**Given exercise**
Could you copy every line from the material below in which "通讯地址" appears?

___ Input for this task

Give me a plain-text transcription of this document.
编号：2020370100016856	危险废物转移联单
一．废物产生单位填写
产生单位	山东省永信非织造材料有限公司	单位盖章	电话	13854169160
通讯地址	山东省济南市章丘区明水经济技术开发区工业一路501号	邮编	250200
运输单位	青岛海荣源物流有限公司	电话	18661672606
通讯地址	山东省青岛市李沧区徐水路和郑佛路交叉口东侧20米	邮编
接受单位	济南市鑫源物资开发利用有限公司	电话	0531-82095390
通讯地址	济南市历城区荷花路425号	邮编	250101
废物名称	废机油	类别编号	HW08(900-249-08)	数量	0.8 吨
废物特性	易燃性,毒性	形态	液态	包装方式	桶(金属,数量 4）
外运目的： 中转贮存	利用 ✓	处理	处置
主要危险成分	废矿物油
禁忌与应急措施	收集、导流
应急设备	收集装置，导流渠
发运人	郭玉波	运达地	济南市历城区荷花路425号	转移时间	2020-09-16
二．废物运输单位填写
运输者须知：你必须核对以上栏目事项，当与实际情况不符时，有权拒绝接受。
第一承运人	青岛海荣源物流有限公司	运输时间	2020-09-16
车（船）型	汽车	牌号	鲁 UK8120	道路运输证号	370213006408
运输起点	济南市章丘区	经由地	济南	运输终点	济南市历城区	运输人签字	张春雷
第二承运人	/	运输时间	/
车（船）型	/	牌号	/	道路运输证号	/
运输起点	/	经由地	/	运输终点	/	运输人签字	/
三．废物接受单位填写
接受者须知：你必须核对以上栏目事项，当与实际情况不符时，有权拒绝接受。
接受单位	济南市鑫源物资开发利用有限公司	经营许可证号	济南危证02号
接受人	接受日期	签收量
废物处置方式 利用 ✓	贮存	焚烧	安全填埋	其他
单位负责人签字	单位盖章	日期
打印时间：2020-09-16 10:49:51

______
___ Input for this task

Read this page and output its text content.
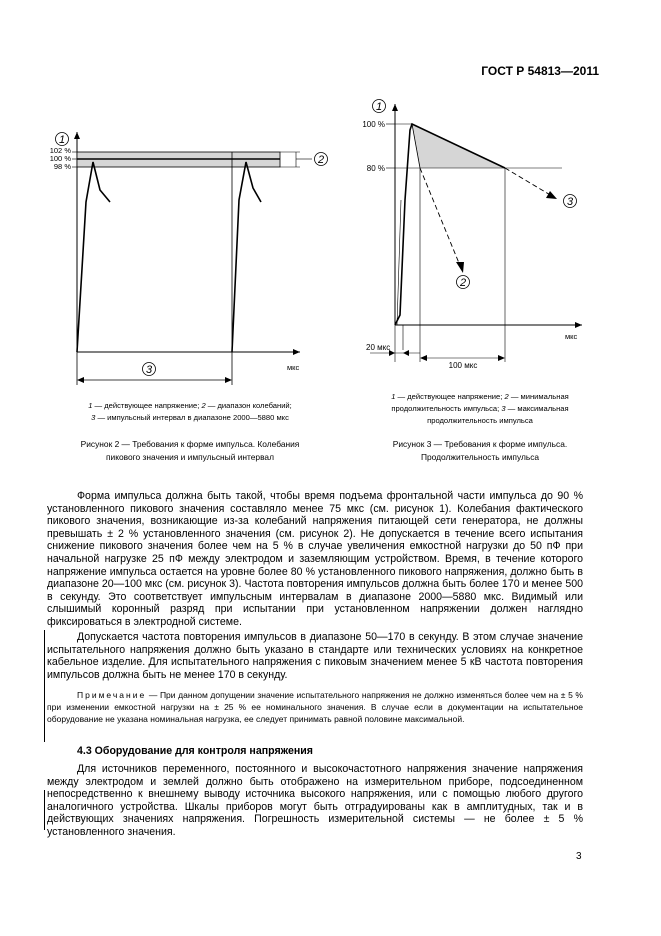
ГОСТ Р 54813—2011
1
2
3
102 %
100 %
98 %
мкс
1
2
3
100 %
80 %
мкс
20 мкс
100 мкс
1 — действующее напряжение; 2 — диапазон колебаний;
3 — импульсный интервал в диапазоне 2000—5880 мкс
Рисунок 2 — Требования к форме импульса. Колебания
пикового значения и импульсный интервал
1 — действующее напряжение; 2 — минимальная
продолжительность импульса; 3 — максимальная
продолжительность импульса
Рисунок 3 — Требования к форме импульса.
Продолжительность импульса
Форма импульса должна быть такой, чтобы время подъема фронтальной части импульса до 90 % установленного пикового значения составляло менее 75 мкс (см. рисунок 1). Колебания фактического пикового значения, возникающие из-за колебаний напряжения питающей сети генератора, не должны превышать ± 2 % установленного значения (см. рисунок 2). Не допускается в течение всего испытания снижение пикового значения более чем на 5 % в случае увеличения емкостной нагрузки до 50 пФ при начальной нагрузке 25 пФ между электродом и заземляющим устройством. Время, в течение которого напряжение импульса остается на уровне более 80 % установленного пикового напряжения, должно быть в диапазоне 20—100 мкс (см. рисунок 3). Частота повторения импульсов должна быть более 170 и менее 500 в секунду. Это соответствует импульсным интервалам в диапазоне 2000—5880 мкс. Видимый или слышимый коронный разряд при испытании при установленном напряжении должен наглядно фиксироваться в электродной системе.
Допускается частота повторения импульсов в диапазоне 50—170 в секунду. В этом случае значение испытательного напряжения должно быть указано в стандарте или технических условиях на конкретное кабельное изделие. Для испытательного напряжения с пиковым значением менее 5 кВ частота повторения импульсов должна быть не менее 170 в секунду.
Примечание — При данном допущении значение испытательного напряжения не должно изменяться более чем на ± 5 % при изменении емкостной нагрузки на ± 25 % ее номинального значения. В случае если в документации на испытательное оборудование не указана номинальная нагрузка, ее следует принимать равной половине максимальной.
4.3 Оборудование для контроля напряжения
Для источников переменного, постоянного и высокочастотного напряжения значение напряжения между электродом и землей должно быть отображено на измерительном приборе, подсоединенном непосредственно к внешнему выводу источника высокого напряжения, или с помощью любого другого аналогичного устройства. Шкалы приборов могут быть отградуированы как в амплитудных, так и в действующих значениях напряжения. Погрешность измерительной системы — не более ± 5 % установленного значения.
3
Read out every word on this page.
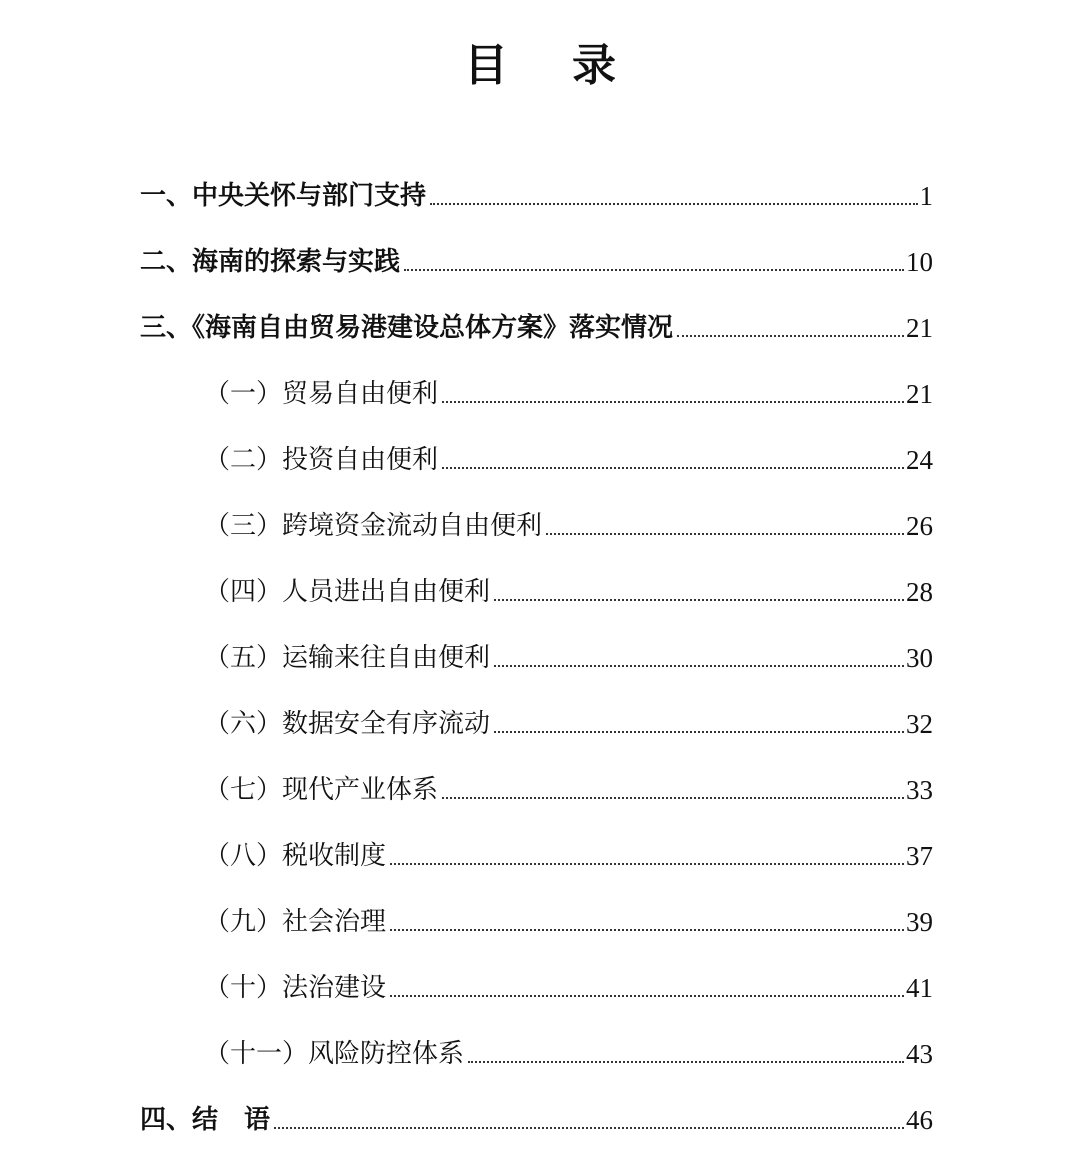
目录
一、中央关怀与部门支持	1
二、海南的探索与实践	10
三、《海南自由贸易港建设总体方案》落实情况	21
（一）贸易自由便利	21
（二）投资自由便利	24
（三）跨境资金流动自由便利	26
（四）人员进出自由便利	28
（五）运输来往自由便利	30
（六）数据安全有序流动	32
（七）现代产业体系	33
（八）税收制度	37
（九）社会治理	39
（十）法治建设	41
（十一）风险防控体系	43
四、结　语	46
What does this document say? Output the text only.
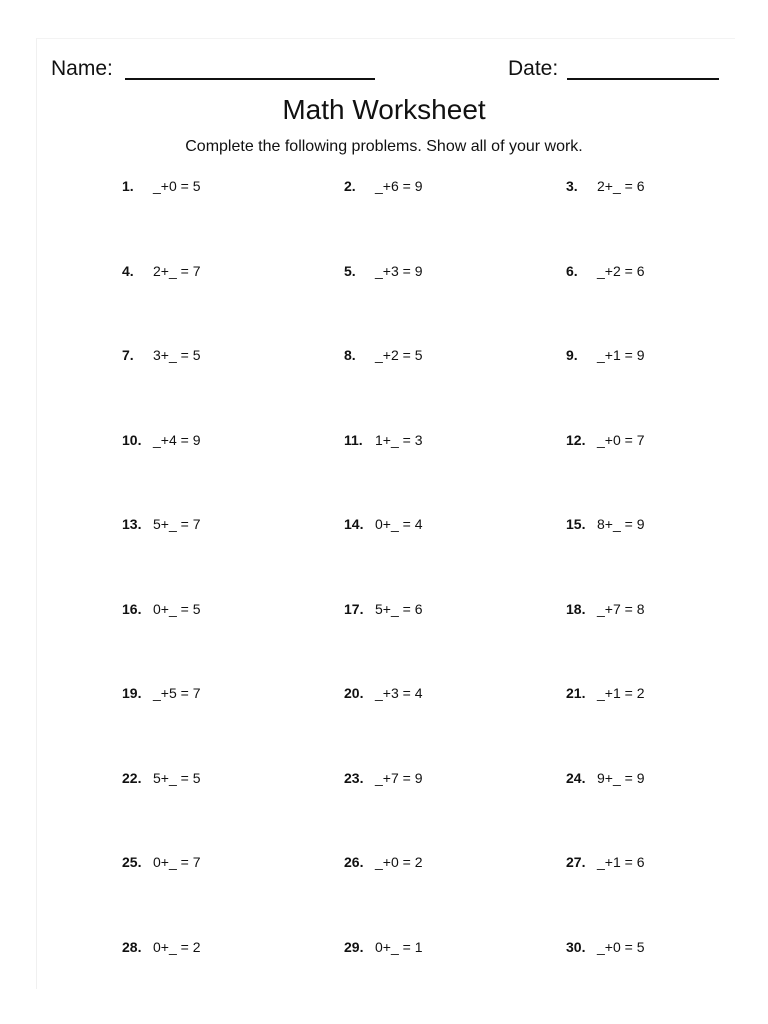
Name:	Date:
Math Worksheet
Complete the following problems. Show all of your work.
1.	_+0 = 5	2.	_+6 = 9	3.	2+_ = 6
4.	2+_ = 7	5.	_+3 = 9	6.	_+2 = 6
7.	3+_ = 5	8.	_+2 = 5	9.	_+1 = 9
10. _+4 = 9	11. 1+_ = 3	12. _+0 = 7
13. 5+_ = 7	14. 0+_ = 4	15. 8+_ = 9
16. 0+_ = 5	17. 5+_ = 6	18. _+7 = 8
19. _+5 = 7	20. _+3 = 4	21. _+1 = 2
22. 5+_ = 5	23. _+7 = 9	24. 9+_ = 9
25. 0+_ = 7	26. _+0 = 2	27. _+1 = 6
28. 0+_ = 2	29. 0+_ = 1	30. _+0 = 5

______

**The answer**
通讯地址	山东省济南市章丘区明水经济技术开发区工业一路501号	邮编	250200
通讯地址	山东省青岛市李沧区徐水路和郑佛路交叉口东侧20米	邮编
通讯地址	济南市历城区荷花路425号	邮编	250101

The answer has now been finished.